> **Instruction**
Each entry in the listing below should be restated word for word.
— start —
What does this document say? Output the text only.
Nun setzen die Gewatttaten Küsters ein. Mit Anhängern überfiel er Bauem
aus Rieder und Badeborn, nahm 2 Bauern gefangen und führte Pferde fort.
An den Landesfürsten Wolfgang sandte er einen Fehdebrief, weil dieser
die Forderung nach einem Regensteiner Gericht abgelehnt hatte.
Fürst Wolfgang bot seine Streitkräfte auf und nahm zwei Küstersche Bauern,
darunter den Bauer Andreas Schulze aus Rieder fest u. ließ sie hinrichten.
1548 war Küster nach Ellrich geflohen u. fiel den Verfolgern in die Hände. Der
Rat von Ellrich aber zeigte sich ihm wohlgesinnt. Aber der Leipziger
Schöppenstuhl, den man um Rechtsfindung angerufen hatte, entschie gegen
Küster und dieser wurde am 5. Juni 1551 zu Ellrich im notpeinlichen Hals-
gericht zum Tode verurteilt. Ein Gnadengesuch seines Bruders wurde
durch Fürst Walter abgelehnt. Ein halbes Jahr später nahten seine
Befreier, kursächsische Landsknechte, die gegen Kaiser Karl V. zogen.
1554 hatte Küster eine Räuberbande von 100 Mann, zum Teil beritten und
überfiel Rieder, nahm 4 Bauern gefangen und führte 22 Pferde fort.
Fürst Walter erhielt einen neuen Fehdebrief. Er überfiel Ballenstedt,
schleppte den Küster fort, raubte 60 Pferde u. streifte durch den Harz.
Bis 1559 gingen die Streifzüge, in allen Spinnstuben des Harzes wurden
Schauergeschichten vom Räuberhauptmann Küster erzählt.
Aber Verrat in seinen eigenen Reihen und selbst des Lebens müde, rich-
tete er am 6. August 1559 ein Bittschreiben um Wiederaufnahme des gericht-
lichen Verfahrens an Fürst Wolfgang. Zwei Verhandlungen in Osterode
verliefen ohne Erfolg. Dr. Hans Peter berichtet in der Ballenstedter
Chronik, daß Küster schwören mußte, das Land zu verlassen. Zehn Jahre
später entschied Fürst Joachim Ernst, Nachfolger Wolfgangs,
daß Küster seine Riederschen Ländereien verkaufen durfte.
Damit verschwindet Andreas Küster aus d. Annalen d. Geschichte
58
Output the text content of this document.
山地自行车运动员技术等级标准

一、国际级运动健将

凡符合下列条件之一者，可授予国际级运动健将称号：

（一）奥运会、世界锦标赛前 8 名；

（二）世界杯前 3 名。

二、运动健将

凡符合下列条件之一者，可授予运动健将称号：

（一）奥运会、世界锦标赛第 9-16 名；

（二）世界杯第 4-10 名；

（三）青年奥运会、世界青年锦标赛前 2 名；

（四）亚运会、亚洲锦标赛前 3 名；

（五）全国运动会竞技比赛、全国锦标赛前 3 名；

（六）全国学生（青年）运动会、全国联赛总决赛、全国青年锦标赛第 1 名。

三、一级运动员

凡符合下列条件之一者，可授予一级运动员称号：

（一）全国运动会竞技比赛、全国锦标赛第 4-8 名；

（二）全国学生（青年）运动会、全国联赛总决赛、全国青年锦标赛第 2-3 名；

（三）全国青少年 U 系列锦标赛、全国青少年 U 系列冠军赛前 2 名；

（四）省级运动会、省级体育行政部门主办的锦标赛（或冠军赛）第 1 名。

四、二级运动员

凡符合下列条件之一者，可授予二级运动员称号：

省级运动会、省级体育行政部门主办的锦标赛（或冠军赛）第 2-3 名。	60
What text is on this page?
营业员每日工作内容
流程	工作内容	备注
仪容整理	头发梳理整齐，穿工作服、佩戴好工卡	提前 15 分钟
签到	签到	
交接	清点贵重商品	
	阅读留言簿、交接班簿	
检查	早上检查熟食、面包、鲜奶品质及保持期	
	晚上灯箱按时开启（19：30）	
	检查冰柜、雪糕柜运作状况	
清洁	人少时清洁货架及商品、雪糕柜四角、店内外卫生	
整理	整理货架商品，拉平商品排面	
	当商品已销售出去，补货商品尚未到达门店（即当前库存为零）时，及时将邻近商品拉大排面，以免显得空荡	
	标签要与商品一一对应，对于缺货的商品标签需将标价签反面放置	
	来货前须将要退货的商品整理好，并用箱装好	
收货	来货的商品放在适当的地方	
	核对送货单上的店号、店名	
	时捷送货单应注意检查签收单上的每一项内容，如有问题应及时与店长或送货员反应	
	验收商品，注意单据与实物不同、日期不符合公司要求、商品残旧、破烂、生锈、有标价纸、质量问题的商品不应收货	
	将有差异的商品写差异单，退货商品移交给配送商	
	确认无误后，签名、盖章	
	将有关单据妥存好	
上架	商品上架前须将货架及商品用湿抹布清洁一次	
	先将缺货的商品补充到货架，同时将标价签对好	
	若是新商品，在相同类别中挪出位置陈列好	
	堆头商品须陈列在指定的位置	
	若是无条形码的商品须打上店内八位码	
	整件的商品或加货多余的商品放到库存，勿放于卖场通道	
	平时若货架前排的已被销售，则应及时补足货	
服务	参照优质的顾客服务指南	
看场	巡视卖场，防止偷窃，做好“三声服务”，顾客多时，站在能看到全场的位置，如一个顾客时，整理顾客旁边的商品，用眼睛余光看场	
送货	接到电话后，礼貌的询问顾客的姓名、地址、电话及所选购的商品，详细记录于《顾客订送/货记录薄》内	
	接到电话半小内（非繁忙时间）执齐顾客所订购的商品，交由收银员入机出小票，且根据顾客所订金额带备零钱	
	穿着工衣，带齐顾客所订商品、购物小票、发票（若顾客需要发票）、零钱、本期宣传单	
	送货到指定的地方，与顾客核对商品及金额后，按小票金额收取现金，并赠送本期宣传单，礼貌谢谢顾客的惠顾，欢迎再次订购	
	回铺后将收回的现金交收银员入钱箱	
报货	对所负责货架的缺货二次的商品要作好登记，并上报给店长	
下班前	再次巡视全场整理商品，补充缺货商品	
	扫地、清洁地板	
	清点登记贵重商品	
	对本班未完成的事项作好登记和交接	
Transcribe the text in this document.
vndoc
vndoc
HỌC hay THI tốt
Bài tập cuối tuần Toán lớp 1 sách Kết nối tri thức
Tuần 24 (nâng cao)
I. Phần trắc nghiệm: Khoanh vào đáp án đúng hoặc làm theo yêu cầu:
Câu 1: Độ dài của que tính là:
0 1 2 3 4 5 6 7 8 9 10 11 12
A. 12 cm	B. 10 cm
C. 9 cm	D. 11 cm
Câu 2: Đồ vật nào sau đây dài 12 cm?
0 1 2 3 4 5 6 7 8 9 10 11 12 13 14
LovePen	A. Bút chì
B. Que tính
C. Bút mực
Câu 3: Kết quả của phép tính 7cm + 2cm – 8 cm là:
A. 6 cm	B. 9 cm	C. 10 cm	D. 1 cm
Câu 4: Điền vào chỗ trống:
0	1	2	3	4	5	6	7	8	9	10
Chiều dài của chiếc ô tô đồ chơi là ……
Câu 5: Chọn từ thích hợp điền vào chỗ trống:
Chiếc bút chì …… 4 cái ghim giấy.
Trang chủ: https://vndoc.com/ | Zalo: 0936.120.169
— end —
> **Solved exercise**
What does this document say? Output the text only.
Nun setzen die Gewatttaten Küsters ein. Mit Anhängern überfiel er Bauem
aus Rieder und Badeborn, nahm 2 Bauern gefangen und führte Pferde fort.
An den Landesfürsten Wolfgang sandte er einen Fehdebrief, weil dieser
die Forderung nach einem Regensteiner Gericht abgelehnt hatte.
Fürst Wolfgang bot seine Streitkräfte auf und nahm zwei Küstersche Bauern,
darunter den Bauer Andreas Schulze aus Rieder fest u. ließ sie hinrichten.
1548 war Küster nach Ellrich geflohen u. fiel den Verfolgern in die Hände. Der
Rat von Ellrich aber zeigte sich ihm wohlgesinnt. Aber der Leipziger
Schöppenstuhl, den man um Rechtsfindung angerufen hatte, entschie gegen
Küster und dieser wurde am 5. Juni 1551 zu Ellrich im notpeinlichen Hals-
gericht zum Tode verurteilt. Ein Gnadengesuch seines Bruders wurde
durch Fürst Walter abgelehnt. Ein halbes Jahr später nahten seine
Befreier, kursächsische Landsknechte, die gegen Kaiser Karl V. zogen.
1554 hatte Küster eine Räuberbande von 100 Mann, zum Teil beritten und
überfiel Rieder, nahm 4 Bauern gefangen und führte 22 Pferde fort.
Fürst Walter erhielt einen neuen Fehdebrief. Er überfiel Ballenstedt,
schleppte den Küster fort, raubte 60 Pferde u. streifte durch den Harz.
Bis 1559 gingen die Streifzüge, in allen Spinnstuben des Harzes wurden
Schauergeschichten vom Räuberhauptmann Küster erzählt.
Aber Verrat in seinen eigenen Reihen und selbst des Lebens müde, rich-
tete er am 6. August 1559 ein Bittschreiben um Wiederaufnahme des gericht-
lichen Verfahrens an Fürst Wolfgang. Zwei Verhandlungen in Osterode
verliefen ohne Erfolg. Dr. Hans Peter berichtet in der Ballenstedter
Chronik, daß Küster schwören mußte, das Land zu verlassen. Zehn Jahre
später entschied Fürst Joachim Ernst, Nachfolger Wolfgangs,
daß Küster seine Riederschen Ländereien verkaufen durfte.
Damit verschwindet Andreas Küster aus d. Annalen d. Geschichte
58
Output the text content of this document.
山地自行车运动员技术等级标准

一、国际级运动健将

凡符合下列条件之一者，可授予国际级运动健将称号：

（一）奥运会、世界锦标赛前 8 名；

（二）世界杯前 3 名。

二、运动健将

凡符合下列条件之一者，可授予运动健将称号：

（一）奥运会、世界锦标赛第 9-16 名；

（二）世界杯第 4-10 名；

（三）青年奥运会、世界青年锦标赛前 2 名；

（四）亚运会、亚洲锦标赛前 3 名；

（五）全国运动会竞技比赛、全国锦标赛前 3 名；

（六）全国学生（青年）运动会、全国联赛总决赛、全国青年锦标赛第 1 名。

三、一级运动员

凡符合下列条件之一者，可授予一级运动员称号：

（一）全国运动会竞技比赛、全国锦标赛第 4-8 名；

（二）全国学生（青年）运动会、全国联赛总决赛、全国青年锦标赛第 2-3 名；

（三）全国青少年 U 系列锦标赛、全国青少年 U 系列冠军赛前 2 名；

（四）省级运动会、省级体育行政部门主办的锦标赛（或冠军赛）第 1 名。

四、二级运动员

凡符合下列条件之一者，可授予二级运动员称号：

省级运动会、省级体育行政部门主办的锦标赛（或冠军赛）第 2-3 名。	60
What text is on this page?
营业员每日工作内容
流程	工作内容	备注
仪容整理	头发梳理整齐，穿工作服、佩戴好工卡	提前 15 分钟
签到	签到	
交接	清点贵重商品	
	阅读留言簿、交接班簿	
检查	早上检查熟食、面包、鲜奶品质及保持期	
	晚上灯箱按时开启（19：30）	
	检查冰柜、雪糕柜运作状况	
清洁	人少时清洁货架及商品、雪糕柜四角、店内外卫生	
整理	整理货架商品，拉平商品排面	
	当商品已销售出去，补货商品尚未到达门店（即当前库存为零）时，及时将邻近商品拉大排面，以免显得空荡	
	标签要与商品一一对应，对于缺货的商品标签需将标价签反面放置	
	来货前须将要退货的商品整理好，并用箱装好	
收货	来货的商品放在适当的地方	
	核对送货单上的店号、店名	
	时捷送货单应注意检查签收单上的每一项内容，如有问题应及时与店长或送货员反应	
	验收商品，注意单据与实物不同、日期不符合公司要求、商品残旧、破烂、生锈、有标价纸、质量问题的商品不应收货	
	将有差异的商品写差异单，退货商品移交给配送商	
	确认无误后，签名、盖章	
	将有关单据妥存好	
上架	商品上架前须将货架及商品用湿抹布清洁一次	
	先将缺货的商品补充到货架，同时将标价签对好	
	若是新商品，在相同类别中挪出位置陈列好	
	堆头商品须陈列在指定的位置	
	若是无条形码的商品须打上店内八位码	
	整件的商品或加货多余的商品放到库存，勿放于卖场通道	
	平时若货架前排的已被销售，则应及时补足货	
服务	参照优质的顾客服务指南	
看场	巡视卖场，防止偷窃，做好“三声服务”，顾客多时，站在能看到全场的位置，如一个顾客时，整理顾客旁边的商品，用眼睛余光看场	
送货	接到电话后，礼貌的询问顾客的姓名、地址、电话及所选购的商品，详细记录于《顾客订送/货记录薄》内	
	接到电话半小内（非繁忙时间）执齐顾客所订购的商品，交由收银员入机出小票，且根据顾客所订金额带备零钱	
	穿着工衣，带齐顾客所订商品、购物小票、发票（若顾客需要发票）、零钱、本期宣传单	
	送货到指定的地方，与顾客核对商品及金额后，按小票金额收取现金，并赠送本期宣传单，礼貌谢谢顾客的惠顾，欢迎再次订购	
	回铺后将收回的现金交收银员入钱箱	
报货	对所负责货架的缺货二次的商品要作好登记，并上报给店长	
下班前	再次巡视全场整理商品，补充缺货商品	
	扫地、清洁地板	
	清点登记贵重商品	
	对本班未完成的事项作好登记和交接	
Transcribe the text in this document.
vndoc
vndoc
HỌC hay THI tốt
Bài tập cuối tuần Toán lớp 1 sách Kết nối tri thức
Tuần 24 (nâng cao)
I. Phần trắc nghiệm: Khoanh vào đáp án đúng hoặc làm theo yêu cầu:
Câu 1: Độ dài của que tính là:
0 1 2 3 4 5 6 7 8 9 10 11 12
A. 12 cm	B. 10 cm
C. 9 cm	D. 11 cm
Câu 2: Đồ vật nào sau đây dài 12 cm?
0 1 2 3 4 5 6 7 8 9 10 11 12 13 14
LovePen	A. Bút chì
B. Que tính
C. Bút mực
Câu 3: Kết quả của phép tính 7cm + 2cm – 8 cm là:
A. 6 cm	B. 9 cm	C. 10 cm	D. 1 cm
Câu 4: Điền vào chỗ trống:
0	1	2	3	4	5	6	7	8	9	10
Chiều dài của chiếc ô tô đồ chơi là ……
Câu 5: Chọn từ thích hợp điền vào chỗ trống:
Chiếc bút chì …… 4 cái ghim giấy.
Trang chủ: https://vndoc.com/ | Zalo: 0936.120.169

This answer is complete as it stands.